• **Task to carry out**
Transcribe every line of the records verbatim.

(Structured figure records)
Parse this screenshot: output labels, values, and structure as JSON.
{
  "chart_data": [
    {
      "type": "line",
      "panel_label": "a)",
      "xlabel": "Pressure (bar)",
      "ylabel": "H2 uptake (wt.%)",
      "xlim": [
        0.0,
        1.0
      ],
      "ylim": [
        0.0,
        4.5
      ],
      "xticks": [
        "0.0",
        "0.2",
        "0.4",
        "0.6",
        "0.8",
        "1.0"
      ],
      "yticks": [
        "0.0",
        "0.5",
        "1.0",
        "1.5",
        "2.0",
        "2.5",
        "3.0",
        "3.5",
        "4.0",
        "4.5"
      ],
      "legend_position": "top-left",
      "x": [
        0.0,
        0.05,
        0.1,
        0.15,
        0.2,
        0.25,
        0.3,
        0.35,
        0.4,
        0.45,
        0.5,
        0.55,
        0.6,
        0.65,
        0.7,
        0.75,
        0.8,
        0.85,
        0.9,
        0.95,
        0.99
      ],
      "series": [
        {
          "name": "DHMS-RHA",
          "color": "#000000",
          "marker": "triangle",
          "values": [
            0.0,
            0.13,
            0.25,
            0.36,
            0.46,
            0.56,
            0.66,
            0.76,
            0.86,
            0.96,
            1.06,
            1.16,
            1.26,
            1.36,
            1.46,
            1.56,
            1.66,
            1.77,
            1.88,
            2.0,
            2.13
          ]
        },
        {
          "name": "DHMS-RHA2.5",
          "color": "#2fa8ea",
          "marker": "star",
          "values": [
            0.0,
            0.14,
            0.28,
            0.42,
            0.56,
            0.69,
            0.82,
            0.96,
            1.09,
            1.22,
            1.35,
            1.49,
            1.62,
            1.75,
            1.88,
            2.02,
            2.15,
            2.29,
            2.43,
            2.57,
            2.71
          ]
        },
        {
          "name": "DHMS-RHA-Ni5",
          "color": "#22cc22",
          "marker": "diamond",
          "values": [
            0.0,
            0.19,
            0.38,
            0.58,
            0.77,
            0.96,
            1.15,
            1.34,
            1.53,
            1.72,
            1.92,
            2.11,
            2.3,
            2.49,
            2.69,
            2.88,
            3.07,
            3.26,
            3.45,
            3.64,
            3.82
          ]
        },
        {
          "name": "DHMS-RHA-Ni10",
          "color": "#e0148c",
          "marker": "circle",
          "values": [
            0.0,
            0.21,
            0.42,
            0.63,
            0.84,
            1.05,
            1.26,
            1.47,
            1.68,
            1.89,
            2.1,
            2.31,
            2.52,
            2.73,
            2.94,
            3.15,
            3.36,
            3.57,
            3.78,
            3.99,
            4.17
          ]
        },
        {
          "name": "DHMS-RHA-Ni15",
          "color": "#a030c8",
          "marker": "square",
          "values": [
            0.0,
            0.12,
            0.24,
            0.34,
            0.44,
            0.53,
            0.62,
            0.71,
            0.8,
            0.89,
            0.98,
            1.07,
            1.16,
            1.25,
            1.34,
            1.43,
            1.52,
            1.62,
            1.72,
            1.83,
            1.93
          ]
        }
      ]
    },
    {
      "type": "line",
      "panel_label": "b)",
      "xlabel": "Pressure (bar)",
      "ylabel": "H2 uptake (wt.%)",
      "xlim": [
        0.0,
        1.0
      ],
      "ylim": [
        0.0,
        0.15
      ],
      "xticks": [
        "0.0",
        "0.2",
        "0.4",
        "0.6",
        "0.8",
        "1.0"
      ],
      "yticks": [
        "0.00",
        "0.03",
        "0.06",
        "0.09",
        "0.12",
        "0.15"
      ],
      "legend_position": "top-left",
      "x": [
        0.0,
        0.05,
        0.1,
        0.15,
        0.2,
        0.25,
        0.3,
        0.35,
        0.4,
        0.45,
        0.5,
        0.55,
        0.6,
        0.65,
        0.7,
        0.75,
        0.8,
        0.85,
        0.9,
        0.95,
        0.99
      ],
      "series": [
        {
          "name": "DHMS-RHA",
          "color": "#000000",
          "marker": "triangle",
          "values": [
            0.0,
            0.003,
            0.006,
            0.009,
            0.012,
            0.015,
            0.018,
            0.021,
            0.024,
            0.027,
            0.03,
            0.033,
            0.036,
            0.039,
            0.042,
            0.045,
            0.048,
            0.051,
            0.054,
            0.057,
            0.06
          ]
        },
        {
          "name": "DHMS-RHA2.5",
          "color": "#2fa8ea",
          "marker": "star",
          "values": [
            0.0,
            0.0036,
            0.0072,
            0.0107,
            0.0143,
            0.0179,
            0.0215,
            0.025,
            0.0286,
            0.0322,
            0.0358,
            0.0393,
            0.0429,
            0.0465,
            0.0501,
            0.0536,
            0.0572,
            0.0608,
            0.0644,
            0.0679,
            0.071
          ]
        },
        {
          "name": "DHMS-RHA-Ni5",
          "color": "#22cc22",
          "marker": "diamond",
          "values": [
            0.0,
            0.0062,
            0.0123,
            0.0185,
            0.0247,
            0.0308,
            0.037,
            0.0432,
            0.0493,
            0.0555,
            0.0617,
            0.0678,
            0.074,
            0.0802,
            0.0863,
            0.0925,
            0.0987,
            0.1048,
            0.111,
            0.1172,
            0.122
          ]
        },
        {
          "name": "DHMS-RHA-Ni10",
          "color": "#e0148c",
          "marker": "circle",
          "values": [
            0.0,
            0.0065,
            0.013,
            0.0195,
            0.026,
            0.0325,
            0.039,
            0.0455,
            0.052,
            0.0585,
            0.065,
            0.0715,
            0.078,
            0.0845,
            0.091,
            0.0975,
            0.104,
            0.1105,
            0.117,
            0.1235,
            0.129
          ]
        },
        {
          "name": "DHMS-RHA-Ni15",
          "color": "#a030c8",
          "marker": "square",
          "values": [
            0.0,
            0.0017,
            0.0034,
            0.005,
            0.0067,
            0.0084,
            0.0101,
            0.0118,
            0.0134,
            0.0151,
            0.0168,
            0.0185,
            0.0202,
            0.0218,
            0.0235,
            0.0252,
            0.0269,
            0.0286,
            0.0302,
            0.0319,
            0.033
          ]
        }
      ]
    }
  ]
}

• **Written answer**
Parse this screenshot: output labels, values, and structure as JSON.
{
  "chart_data": [
    {
      "type": "line",
      "panel_label": "a)",
      "xlabel": "Pressure (bar)",
      "ylabel": "H2 uptake (wt.%)",
      "xlim": [
        0.0,
        1.0
      ],
      "ylim": [
        0.0,
        4.5
      ],
      "xticks": [
        "0.0",
        "0.2",
        "0.4",
        "0.6",
        "0.8",
        "1.0"
      ],
      "yticks": [
        "0.0",
        "0.5",
        "1.0",
        "1.5",
        "2.0",
        "2.5",
        "3.0",
        "3.5",
        "4.0",
        "4.5"
      ],
      "legend_position": "top-left",
      "x": [
        0.0,
        0.05,
        0.1,
        0.15,
        0.2,
        0.25,
        0.3,
        0.35,
        0.4,
        0.45,
        0.5,
        0.55,
        0.6,
        0.65,
        0.7,
        0.75,
        0.8,
        0.85,
        0.9,
        0.95,
        0.99
      ],
      "series": [
        {
          "name": "DHMS-RHA",
          "color": "#000000",
          "marker": "triangle",
          "values": [
            0.0,
            0.13,
            0.25,
            0.36,
            0.46,
            0.56,
            0.66,
            0.76,
            0.86,
            0.96,
            1.06,
            1.16,
            1.26,
            1.36,
            1.46,
            1.56,
            1.66,
            1.77,
            1.88,
            2.0,
            2.13
          ]
        },
        {
          "name": "DHMS-RHA2.5",
          "color": "#2fa8ea",
          "marker": "star",
          "values": [
            0.0,
            0.14,
            0.28,
            0.42,
            0.56,
            0.69,
            0.82,
            0.96,
            1.09,
            1.22,
            1.35,
            1.49,
            1.62,
            1.75,
            1.88,
            2.02,
            2.15,
            2.29,
            2.43,
            2.57,
            2.71
          ]
        },
        {
          "name": "DHMS-RHA-Ni5",
          "color": "#22cc22",
          "marker": "diamond",
          "values": [
            0.0,
            0.19,
            0.38,
            0.58,
            0.77,
            0.96,
            1.15,
            1.34,
            1.53,
            1.72,
            1.92,
            2.11,
            2.3,
            2.49,
            2.69,
            2.88,
            3.07,
            3.26,
            3.45,
            3.64,
            3.82
          ]
        },
        {
          "name": "DHMS-RHA-Ni10",
          "color": "#e0148c",
          "marker": "circle",
          "values": [
            0.0,
            0.21,
            0.42,
            0.63,
            0.84,
            1.05,
            1.26,
            1.47,
            1.68,
            1.89,
            2.1,
            2.31,
            2.52,
            2.73,
            2.94,
            3.15,
            3.36,
            3.57,
            3.78,
            3.99,
            4.17
          ]
        },
        {
          "name": "DHMS-RHA-Ni15",
          "color": "#a030c8",
          "marker": "square",
          "values": [
            0.0,
            0.12,
            0.24,
            0.34,
            0.44,
            0.53,
            0.62,
            0.71,
            0.8,
            0.89,
            0.98,
            1.07,
            1.16,
            1.25,
            1.34,
            1.43,
            1.52,
            1.62,
            1.72,
            1.83,
            1.93
          ]
        }
      ]
    },
    {
      "type": "line",
      "panel_label": "b)",
      "xlabel": "Pressure (bar)",
      "ylabel": "H2 uptake (wt.%)",
      "xlim": [
        0.0,
        1.0
      ],
      "ylim": [
        0.0,
        0.15
      ],
      "xticks": [
        "0.0",
        "0.2",
        "0.4",
        "0.6",
        "0.8",
        "1.0"
      ],
      "yticks": [
        "0.00",
        "0.03",
        "0.06",
        "0.09",
        "0.12",
        "0.15"
      ],
      "legend_position": "top-left",
      "x": [
        0.0,
        0.05,
        0.1,
        0.15,
        0.2,
        0.25,
        0.3,
        0.35,
        0.4,
        0.45,
        0.5,
        0.55,
        0.6,
        0.65,
        0.7,
        0.75,
        0.8,
        0.85,
        0.9,
        0.95,
        0.99
      ],
      "series": [
        {
          "name": "DHMS-RHA",
          "color": "#000000",
          "marker": "triangle",
          "values": [
            0.0,
            0.003,
            0.006,
            0.009,
            0.012,
            0.015,
            0.018,
            0.021,
            0.024,
            0.027,
            0.03,
            0.033,
            0.036,
            0.039,
            0.042,
            0.045,
            0.048,
            0.051,
            0.054,
            0.057,
            0.06
          ]
        },
        {
          "name": "DHMS-RHA2.5",
          "color": "#2fa8ea",
          "marker": "star",
          "values": [
            0.0,
            0.0036,
            0.0072,
            0.0107,
            0.0143,
            0.0179,
            0.0215,
            0.025,
            0.0286,
            0.0322,
            0.0358,
            0.0393,
            0.0429,
            0.0465,
            0.0501,
            0.0536,
            0.0572,
            0.0608,
            0.0644,
            0.0679,
            0.071
          ]
        },
        {
          "name": "DHMS-RHA-Ni5",
          "color": "#22cc22",
          "marker": "diamond",
          "values": [
            0.0,
            0.0062,
            0.0123,
            0.0185,
            0.0247,
            0.0308,
            0.037,
            0.0432,
            0.0493,
            0.0555,
            0.0617,
            0.0678,
            0.074,
            0.0802,
            0.0863,
            0.0925,
            0.0987,
            0.1048,
            0.111,
            0.1172,
            0.122
          ]
        },
        {
          "name": "DHMS-RHA-Ni10",
          "color": "#e0148c",
          "marker": "circle",
          "values": [
            0.0,
            0.0065,
            0.013,
            0.0195,
            0.026,
            0.0325,
            0.039,
            0.0455,
            0.052,
            0.0585,
            0.065,
            0.0715,
            0.078,
            0.0845,
            0.091,
            0.0975,
            0.104,
            0.1105,
            0.117,
            0.1235,
            0.129
          ]
        },
        {
          "name": "DHMS-RHA-Ni15",
          "color": "#a030c8",
          "marker": "square",
          "values": [
            0.0,
            0.0017,
            0.0034,
            0.005,
            0.0067,
            0.0084,
            0.0101,
            0.0118,
            0.0134,
            0.0151,
            0.0168,
            0.0185,
            0.0202,
            0.0218,
            0.0235,
            0.0252,
            0.0269,
            0.0286,
            0.0302,
            0.0319,
            0.033
          ]
        }
      ]
    }
  ]
}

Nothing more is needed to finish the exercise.